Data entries
====================
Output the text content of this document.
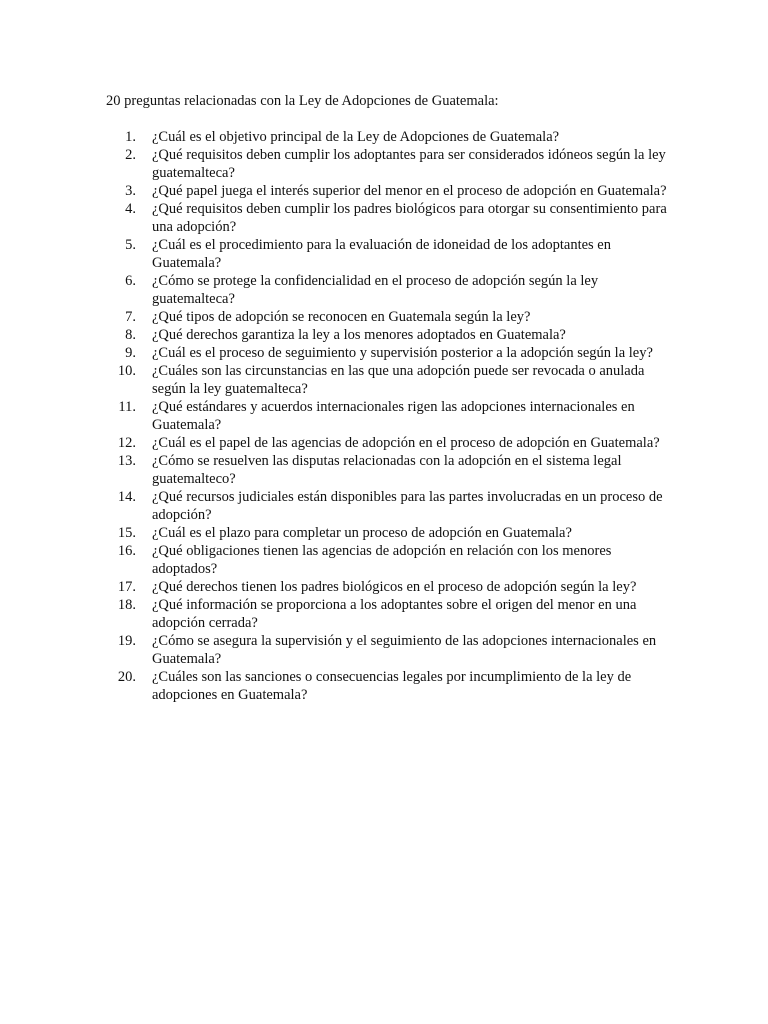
20 preguntas relacionadas con la Ley de Adopciones de Guatemala:

1.	¿Cuál es el objetivo principal de la Ley de Adopciones de Guatemala?
2.	¿Qué requisitos deben cumplir los adoptantes para ser considerados idóneos según la ley guatemalteca?
3.	¿Qué papel juega el interés superior del menor en el proceso de adopción en Guatemala?
4.	¿Qué requisitos deben cumplir los padres biológicos para otorgar su consentimiento para una adopción?
5.	¿Cuál es el procedimiento para la evaluación de idoneidad de los adoptantes en Guatemala?
6.	¿Cómo se protege la confidencialidad en el proceso de adopción según la ley guatemalteca?
7.	¿Qué tipos de adopción se reconocen en Guatemala según la ley?
8.	¿Qué derechos garantiza la ley a los menores adoptados en Guatemala?
9.	¿Cuál es el proceso de seguimiento y supervisión posterior a la adopción según la ley?
10.	¿Cuáles son las circunstancias en las que una adopción puede ser revocada o anulada según la ley guatemalteca?
11.	¿Qué estándares y acuerdos internacionales rigen las adopciones internacionales en Guatemala?
12.	¿Cuál es el papel de las agencias de adopción en el proceso de adopción en Guatemala?
13.	¿Cómo se resuelven las disputas relacionadas con la adopción en el sistema legal guatemalteco?
14.	¿Qué recursos judiciales están disponibles para las partes involucradas en un proceso de adopción?
15.	¿Cuál es el plazo para completar un proceso de adopción en Guatemala?
16.	¿Qué obligaciones tienen las agencias de adopción en relación con los menores adoptados?
17.	¿Qué derechos tienen los padres biológicos en el proceso de adopción según la ley?
18.	¿Qué información se proporciona a los adoptantes sobre el origen del menor en una adopción cerrada?
19.	¿Cómo se asegura la supervisión y el seguimiento de las adopciones internacionales en Guatemala?
20.	¿Cuáles son las sanciones o consecuencias legales por incumplimiento de la ley de adopciones en Guatemala?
====================
▶ **EXERCISE REQUIREMENTS**: Transcribe all of the material exactly, leaving out whatever pictures it contains.

▶ **THE OUTPUT**:
Output the text content of this document.
20 preguntas relacionadas con la Ley de Adopciones de Guatemala:

1.	¿Cuál es el objetivo principal de la Ley de Adopciones de Guatemala?
2.	¿Qué requisitos deben cumplir los adoptantes para ser considerados idóneos según la ley guatemalteca?
3.	¿Qué papel juega el interés superior del menor en el proceso de adopción en Guatemala?
4.	¿Qué requisitos deben cumplir los padres biológicos para otorgar su consentimiento para una adopción?
5.	¿Cuál es el procedimiento para la evaluación de idoneidad de los adoptantes en Guatemala?
6.	¿Cómo se protege la confidencialidad en el proceso de adopción según la ley guatemalteca?
7.	¿Qué tipos de adopción se reconocen en Guatemala según la ley?
8.	¿Qué derechos garantiza la ley a los menores adoptados en Guatemala?
9.	¿Cuál es el proceso de seguimiento y supervisión posterior a la adopción según la ley?
10.	¿Cuáles son las circunstancias en las que una adopción puede ser revocada o anulada según la ley guatemalteca?
11.	¿Qué estándares y acuerdos internacionales rigen las adopciones internacionales en Guatemala?
12.	¿Cuál es el papel de las agencias de adopción en el proceso de adopción en Guatemala?
13.	¿Cómo se resuelven las disputas relacionadas con la adopción en el sistema legal guatemalteco?
14.	¿Qué recursos judiciales están disponibles para las partes involucradas en un proceso de adopción?
15.	¿Cuál es el plazo para completar un proceso de adopción en Guatemala?
16.	¿Qué obligaciones tienen las agencias de adopción en relación con los menores adoptados?
17.	¿Qué derechos tienen los padres biológicos en el proceso de adopción según la ley?
18.	¿Qué información se proporciona a los adoptantes sobre el origen del menor en una adopción cerrada?
19.	¿Cómo se asegura la supervisión y el seguimiento de las adopciones internacionales en Guatemala?
20.	¿Cuáles son las sanciones o consecuencias legales por incumplimiento de la ley de adopciones en Guatemala?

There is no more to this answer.